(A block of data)
>>>>
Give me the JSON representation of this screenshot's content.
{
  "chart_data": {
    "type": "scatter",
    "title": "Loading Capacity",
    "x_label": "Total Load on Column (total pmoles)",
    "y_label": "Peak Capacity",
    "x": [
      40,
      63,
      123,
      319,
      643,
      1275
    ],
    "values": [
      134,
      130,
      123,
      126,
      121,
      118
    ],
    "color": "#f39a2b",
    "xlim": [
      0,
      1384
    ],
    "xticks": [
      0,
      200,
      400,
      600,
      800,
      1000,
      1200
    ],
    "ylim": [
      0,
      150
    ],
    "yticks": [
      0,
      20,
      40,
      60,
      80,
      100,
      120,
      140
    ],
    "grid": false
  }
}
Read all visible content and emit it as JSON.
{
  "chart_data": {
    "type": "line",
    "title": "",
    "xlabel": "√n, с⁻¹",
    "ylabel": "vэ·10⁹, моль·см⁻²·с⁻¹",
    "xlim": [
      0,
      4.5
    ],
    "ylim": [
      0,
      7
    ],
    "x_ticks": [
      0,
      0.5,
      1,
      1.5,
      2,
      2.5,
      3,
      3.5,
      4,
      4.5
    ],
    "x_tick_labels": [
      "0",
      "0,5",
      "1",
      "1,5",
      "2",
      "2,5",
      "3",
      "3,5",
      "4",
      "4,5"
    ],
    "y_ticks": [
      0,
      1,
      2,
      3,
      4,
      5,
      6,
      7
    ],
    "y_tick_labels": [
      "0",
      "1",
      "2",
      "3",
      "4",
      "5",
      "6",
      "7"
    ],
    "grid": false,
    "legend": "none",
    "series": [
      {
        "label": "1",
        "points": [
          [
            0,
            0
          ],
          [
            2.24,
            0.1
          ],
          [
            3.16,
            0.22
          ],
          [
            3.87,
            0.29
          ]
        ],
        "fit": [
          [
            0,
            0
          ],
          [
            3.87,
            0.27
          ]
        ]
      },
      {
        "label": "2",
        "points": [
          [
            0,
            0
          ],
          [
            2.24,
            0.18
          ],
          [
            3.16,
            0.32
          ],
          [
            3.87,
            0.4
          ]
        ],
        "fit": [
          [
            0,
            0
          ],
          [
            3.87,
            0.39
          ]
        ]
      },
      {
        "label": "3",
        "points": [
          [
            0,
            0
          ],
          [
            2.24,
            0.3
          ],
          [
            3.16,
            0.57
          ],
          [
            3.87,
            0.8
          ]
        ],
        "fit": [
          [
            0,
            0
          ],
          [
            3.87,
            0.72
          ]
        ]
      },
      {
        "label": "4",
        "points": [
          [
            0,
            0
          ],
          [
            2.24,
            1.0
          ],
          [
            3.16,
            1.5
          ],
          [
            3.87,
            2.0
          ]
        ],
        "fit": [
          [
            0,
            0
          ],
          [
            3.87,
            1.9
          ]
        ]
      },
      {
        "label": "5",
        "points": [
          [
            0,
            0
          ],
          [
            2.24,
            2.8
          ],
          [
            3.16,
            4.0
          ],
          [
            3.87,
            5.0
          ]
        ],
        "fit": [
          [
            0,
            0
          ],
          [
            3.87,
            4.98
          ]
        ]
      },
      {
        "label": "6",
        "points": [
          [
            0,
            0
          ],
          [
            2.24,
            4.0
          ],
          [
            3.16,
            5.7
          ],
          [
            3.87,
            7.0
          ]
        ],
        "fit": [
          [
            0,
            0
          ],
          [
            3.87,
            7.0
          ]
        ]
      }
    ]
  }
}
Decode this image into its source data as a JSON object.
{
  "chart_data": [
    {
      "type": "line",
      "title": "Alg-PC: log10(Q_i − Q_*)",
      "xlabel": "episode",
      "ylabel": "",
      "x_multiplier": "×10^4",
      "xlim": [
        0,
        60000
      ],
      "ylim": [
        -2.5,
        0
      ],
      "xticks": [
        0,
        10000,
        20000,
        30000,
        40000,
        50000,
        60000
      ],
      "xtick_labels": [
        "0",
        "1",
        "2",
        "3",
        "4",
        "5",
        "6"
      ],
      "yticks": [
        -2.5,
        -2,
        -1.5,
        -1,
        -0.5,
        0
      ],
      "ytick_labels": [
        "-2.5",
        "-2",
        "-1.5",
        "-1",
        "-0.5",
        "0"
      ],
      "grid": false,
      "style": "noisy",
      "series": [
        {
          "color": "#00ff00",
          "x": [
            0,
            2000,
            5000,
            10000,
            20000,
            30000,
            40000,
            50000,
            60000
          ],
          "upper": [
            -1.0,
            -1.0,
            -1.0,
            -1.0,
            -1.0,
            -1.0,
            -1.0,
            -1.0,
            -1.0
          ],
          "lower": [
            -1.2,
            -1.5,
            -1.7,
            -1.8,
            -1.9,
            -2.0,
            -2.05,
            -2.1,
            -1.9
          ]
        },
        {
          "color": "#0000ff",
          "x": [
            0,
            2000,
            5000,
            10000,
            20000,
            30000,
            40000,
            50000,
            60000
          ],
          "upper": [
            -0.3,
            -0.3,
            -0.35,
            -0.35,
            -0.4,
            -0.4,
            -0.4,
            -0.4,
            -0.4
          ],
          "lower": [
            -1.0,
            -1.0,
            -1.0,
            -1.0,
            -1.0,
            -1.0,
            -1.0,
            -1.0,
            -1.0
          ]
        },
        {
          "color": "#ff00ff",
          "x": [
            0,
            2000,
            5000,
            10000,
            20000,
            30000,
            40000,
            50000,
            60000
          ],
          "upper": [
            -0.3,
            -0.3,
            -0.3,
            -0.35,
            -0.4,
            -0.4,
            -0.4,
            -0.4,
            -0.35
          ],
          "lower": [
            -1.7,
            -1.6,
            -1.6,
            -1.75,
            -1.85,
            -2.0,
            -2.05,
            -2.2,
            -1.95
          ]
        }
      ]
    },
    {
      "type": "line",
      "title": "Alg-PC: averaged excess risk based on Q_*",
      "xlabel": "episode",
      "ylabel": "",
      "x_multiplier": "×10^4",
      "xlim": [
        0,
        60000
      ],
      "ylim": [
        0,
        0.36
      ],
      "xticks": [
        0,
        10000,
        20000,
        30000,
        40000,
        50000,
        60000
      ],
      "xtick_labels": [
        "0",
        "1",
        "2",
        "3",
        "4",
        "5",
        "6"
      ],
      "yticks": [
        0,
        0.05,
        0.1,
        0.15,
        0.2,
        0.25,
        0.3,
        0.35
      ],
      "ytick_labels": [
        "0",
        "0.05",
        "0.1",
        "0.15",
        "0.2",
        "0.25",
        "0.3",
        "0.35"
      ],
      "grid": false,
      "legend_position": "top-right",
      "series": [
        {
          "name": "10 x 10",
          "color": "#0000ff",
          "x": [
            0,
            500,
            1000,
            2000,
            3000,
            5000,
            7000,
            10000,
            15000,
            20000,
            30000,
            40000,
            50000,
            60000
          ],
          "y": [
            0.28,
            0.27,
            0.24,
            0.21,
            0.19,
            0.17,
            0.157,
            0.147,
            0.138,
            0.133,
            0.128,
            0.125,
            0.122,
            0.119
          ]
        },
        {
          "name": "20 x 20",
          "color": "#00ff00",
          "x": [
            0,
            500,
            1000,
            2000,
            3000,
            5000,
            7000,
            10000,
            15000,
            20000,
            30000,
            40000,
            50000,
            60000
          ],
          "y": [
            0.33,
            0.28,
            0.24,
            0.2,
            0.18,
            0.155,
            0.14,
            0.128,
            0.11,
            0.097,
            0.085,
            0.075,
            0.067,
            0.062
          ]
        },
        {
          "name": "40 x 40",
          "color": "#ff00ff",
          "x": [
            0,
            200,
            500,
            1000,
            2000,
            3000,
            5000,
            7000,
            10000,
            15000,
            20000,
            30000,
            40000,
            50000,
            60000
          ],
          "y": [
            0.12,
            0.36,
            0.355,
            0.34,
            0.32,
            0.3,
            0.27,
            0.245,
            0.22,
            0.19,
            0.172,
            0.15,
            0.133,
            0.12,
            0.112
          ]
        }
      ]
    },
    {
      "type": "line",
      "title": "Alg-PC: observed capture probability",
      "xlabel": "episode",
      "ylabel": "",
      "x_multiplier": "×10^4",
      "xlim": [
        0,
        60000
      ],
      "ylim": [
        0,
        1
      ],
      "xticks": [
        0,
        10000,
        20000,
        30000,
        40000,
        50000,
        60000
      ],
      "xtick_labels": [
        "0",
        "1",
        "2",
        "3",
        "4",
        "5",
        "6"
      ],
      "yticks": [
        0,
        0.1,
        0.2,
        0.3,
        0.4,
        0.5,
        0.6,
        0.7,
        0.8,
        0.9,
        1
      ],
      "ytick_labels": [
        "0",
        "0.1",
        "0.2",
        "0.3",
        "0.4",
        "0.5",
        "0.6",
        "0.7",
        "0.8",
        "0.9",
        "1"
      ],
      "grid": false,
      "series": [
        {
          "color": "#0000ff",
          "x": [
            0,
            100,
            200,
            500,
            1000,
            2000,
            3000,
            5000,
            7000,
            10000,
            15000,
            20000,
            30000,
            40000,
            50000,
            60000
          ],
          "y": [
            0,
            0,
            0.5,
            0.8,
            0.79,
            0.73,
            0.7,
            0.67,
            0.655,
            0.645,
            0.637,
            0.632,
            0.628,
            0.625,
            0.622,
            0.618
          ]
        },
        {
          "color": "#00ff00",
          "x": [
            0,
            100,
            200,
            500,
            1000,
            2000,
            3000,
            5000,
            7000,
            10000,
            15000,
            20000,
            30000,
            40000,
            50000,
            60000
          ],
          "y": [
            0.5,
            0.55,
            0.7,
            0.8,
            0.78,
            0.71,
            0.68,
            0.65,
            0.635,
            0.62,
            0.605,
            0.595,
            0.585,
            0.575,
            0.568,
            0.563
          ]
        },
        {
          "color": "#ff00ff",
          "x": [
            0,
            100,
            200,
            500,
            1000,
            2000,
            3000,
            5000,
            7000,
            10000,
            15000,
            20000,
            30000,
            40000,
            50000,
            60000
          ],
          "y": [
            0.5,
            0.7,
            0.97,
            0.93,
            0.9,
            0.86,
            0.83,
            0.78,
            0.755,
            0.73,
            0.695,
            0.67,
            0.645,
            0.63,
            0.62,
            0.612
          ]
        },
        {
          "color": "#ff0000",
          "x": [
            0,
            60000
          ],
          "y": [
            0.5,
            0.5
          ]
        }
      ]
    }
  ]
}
<<<<
Search the entries for the word "this" and pick out every line that holds it.

Give me the JSON representation of this screenshot's content.
Decode this image into its source data as a JSON object.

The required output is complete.